start Selection

While the project was not committed to any particular device, it studied specific example technologies in detail, in some cases contributing to their advancement. Among these, the innovative packet switched Data Vortex optical network exploiting both time division and wave division multiplexing may have near term impact for a wide range of high-end systems. Optical holographic storage was shown to provide one possible means of providing a high density, high throughput memory layer between primary and secondary storage. The merger of semiconductor DRAM cell and CMOS logic was shown to enable Processor in Memory (PIM) smart memory structures that may make possible new relationships between high speed computer processors and their memory hierarchy imbued with extended functionality. The most controversial aspect of the project was its investigation of superconductor rapid single flux quantum (RSFQ) logic. Conventional wisdom dictates that previous experiences by IBM and within Japan demonstrated that computers built from superconductor electronics were infeasible while the cooling requirements made it impractical.

end Selection
start Dataset excerpts

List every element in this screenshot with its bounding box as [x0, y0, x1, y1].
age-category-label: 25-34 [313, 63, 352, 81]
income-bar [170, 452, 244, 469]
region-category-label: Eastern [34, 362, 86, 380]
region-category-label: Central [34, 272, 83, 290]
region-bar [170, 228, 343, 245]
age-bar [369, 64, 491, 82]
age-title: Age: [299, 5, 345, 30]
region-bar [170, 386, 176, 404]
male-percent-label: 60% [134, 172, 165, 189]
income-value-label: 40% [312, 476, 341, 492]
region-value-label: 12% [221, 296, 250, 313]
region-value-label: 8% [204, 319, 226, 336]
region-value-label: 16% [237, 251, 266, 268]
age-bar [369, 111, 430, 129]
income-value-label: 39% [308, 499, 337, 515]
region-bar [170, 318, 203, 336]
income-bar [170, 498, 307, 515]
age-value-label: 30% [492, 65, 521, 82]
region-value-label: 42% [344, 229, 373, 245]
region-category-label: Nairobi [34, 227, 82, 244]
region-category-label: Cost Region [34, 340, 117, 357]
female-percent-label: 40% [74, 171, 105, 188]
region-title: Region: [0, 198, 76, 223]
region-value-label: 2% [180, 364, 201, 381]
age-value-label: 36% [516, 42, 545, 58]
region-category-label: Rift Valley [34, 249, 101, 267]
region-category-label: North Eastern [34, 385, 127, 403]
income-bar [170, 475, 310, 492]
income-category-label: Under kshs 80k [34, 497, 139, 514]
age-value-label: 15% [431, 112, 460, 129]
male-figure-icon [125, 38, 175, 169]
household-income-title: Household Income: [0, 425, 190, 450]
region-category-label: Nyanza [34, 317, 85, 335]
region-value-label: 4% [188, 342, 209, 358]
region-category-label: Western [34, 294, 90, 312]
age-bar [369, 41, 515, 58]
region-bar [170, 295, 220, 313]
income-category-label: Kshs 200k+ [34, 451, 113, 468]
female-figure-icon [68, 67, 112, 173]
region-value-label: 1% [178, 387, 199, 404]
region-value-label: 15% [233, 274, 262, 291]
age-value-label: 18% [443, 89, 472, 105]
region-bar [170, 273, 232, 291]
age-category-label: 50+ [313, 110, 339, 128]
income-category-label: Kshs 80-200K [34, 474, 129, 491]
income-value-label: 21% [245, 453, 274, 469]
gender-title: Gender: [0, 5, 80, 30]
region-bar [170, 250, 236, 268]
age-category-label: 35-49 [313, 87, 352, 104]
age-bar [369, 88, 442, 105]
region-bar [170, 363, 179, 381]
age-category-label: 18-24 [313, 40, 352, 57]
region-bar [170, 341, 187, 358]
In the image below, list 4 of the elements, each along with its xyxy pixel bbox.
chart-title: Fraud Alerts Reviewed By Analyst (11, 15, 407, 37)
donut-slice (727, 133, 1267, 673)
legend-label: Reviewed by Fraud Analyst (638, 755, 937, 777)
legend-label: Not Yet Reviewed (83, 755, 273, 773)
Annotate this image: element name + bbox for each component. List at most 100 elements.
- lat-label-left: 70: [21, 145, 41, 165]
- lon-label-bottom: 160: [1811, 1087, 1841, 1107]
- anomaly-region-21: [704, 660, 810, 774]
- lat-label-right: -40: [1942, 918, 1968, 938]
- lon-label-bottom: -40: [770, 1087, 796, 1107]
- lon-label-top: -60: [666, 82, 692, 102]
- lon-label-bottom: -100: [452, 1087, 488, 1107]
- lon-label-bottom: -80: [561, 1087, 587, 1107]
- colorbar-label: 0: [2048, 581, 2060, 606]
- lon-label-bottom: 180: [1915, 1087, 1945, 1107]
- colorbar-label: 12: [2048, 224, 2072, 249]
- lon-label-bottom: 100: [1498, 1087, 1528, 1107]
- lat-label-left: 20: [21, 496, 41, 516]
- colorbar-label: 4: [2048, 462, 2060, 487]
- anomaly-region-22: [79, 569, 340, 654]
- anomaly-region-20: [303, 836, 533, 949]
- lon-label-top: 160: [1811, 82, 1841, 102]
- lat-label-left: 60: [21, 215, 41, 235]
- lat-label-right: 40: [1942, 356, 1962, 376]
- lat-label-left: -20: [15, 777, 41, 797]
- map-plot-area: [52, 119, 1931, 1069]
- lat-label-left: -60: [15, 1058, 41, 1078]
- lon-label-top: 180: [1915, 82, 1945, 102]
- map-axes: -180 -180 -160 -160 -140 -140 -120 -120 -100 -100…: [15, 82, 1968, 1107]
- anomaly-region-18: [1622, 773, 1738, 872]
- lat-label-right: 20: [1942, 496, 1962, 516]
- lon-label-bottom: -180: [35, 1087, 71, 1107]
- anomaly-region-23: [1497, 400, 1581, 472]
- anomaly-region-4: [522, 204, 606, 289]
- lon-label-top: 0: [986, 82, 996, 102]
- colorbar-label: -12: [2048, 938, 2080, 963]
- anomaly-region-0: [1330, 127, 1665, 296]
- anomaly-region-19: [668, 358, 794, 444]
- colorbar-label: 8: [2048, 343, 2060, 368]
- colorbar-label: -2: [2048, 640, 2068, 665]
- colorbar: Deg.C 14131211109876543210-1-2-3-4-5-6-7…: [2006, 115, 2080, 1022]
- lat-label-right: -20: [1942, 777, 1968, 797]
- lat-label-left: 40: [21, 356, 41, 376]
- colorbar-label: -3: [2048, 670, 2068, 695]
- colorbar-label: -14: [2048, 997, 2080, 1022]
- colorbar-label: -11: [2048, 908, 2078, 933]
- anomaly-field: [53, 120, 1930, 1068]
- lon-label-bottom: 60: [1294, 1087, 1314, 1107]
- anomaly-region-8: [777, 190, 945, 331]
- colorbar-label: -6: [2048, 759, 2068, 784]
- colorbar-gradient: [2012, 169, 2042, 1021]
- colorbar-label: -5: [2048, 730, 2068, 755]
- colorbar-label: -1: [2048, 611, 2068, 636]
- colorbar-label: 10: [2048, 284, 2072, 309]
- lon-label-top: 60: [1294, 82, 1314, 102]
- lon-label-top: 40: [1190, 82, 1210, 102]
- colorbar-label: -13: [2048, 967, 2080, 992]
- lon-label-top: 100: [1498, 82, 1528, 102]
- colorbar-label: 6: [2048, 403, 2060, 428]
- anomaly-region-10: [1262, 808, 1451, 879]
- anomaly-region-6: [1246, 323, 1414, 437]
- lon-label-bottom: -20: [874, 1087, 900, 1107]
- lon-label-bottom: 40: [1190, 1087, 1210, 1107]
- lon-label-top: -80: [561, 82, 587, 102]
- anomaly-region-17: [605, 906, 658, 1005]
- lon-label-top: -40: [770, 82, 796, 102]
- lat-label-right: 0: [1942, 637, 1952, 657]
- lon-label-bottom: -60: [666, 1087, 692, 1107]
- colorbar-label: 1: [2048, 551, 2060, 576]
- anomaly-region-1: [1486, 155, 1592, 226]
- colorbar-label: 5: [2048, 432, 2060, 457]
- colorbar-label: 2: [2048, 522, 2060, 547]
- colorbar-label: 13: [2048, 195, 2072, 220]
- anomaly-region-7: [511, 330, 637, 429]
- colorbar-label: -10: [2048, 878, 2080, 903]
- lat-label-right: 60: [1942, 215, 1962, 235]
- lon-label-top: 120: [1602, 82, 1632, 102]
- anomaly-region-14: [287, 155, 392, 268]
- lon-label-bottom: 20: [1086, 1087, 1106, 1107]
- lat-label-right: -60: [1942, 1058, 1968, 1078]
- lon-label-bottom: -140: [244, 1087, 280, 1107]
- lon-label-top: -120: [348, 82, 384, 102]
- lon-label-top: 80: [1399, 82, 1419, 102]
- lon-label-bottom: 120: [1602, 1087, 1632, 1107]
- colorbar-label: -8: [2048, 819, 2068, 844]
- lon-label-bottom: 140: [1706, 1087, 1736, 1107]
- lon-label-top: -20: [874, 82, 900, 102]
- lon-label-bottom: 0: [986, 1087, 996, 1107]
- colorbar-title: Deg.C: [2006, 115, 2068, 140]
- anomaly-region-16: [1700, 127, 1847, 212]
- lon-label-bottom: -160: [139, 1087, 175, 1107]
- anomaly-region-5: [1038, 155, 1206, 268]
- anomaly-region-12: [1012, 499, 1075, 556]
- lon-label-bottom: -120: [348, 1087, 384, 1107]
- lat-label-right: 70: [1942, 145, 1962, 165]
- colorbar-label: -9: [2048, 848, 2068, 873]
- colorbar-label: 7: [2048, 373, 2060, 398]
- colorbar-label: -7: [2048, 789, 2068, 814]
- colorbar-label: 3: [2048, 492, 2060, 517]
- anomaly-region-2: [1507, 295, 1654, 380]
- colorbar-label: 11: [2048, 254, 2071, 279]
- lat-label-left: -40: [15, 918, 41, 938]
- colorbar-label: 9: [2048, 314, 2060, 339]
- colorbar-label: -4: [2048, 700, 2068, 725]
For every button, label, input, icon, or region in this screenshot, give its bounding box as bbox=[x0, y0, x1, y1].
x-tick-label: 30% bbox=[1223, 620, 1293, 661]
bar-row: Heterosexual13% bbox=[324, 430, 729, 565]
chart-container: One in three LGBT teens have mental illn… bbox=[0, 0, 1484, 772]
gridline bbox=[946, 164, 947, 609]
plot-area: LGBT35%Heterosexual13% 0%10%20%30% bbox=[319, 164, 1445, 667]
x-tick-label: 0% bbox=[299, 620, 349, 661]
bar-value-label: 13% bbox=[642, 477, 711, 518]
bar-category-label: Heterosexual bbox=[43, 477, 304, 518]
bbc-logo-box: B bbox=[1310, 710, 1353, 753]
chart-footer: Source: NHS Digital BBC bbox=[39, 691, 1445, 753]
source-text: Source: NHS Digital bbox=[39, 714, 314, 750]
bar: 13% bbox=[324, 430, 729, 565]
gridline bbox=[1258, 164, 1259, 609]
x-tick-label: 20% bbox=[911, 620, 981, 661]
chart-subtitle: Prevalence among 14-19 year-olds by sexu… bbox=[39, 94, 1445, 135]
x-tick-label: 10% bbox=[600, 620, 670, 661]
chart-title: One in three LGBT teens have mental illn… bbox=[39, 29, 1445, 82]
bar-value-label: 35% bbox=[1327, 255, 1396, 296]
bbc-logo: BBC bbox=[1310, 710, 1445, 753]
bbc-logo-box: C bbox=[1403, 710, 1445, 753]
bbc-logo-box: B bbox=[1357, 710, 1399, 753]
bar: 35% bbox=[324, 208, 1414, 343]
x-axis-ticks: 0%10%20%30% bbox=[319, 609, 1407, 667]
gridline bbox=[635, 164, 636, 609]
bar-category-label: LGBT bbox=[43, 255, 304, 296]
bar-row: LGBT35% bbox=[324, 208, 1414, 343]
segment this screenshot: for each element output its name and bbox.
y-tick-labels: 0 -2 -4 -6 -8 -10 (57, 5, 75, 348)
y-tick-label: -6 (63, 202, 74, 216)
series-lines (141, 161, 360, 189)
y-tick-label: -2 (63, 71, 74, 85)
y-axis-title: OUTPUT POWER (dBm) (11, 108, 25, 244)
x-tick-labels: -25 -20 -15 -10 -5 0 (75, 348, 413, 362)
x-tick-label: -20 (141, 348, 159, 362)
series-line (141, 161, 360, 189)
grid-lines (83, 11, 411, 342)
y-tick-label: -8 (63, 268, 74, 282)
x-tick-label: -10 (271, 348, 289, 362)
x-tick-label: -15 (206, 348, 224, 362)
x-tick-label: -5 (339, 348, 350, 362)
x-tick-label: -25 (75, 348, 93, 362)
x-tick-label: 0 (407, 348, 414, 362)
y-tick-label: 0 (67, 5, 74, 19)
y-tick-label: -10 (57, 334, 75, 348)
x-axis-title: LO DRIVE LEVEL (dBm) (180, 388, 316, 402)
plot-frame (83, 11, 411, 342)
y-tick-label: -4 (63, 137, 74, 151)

end Dataset excerpts

Set exercise:
Answer these from the project summary:
1. Which two kinds of multiplexing does the Data Vortex optical network exploit?
2. Optical holographic storage could provide a memory layer between which two levels of storage?
3. What was the most controversial aspect of the project?

Expected output:
1. Time division and wave division multiplexing.
2. Primary and secondary storage.
3. Its investigation of superconductor rapid single flux quantum (RSFQ) logic.